**OBJECTIVE:**
Identify the lines that include the word "icon", then copy all of them.

★ ★ ★ ★ ★ ★ ★

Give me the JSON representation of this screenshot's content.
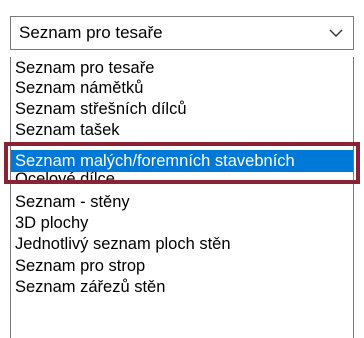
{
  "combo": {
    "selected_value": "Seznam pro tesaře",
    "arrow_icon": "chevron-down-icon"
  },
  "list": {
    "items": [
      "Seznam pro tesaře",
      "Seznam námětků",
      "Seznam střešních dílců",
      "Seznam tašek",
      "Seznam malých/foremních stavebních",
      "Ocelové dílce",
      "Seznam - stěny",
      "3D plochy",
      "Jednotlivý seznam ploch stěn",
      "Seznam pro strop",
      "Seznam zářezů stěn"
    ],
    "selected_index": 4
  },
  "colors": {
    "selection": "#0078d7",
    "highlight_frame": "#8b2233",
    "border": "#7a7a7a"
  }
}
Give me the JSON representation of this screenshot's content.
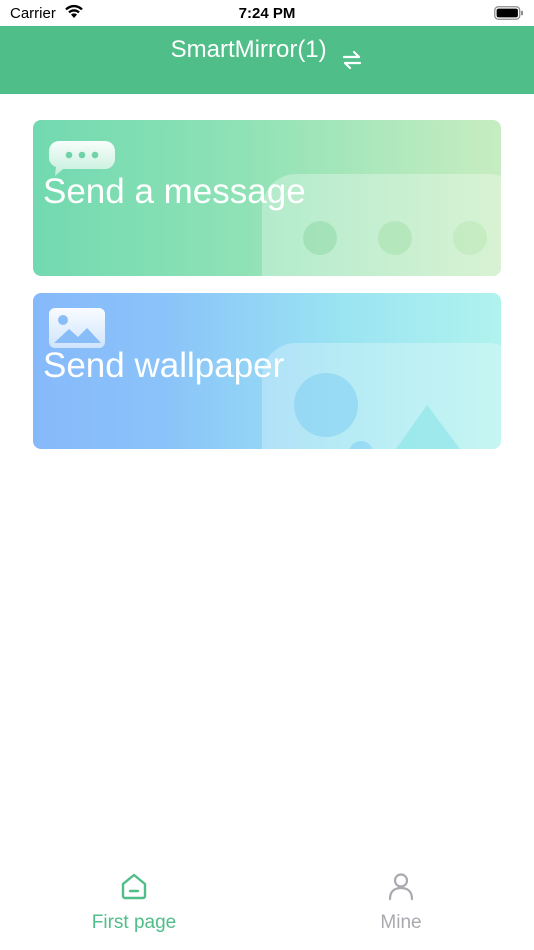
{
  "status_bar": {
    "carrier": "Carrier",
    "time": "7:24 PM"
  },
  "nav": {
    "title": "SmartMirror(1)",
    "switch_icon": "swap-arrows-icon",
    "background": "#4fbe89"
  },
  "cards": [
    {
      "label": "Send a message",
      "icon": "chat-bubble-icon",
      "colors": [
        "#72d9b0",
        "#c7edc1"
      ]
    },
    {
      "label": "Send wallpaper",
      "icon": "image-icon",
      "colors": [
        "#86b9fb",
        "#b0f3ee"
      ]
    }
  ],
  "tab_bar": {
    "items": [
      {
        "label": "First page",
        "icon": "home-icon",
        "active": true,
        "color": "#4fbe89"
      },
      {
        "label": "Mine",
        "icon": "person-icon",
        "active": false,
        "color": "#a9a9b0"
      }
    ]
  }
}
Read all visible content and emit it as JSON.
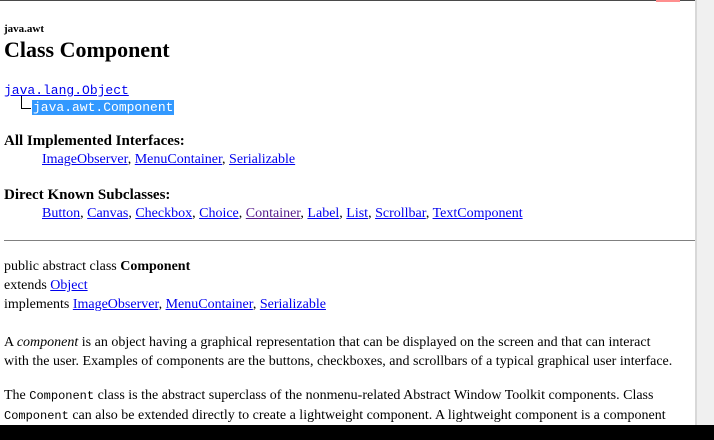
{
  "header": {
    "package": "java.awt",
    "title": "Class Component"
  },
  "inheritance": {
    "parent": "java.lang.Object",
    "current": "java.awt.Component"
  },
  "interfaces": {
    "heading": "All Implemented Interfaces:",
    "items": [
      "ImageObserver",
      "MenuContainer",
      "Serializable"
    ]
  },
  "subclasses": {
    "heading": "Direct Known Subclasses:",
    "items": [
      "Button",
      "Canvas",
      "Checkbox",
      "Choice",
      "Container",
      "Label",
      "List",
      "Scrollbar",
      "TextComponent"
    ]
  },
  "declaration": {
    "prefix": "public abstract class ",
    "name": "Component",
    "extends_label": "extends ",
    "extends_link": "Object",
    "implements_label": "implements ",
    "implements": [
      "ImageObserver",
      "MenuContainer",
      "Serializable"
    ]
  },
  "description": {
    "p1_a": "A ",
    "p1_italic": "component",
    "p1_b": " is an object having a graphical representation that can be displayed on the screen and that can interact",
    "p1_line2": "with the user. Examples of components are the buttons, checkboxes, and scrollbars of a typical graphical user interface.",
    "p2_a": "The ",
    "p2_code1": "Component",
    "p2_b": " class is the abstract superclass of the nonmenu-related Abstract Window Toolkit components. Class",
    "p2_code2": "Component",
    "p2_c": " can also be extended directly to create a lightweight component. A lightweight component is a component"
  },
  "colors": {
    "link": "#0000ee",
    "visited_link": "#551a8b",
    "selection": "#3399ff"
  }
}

★ ★ ★ ★ ★ ★ ★

**SOLUTION TO THIS TASK:**
    "arrow_icon": "chevron-down-icon"
    "switch_icon": "swap-arrows-icon",
      "icon": "chat-bubble-icon",
      "icon": "image-icon",
        "icon": "home-icon",
        "icon": "person-icon",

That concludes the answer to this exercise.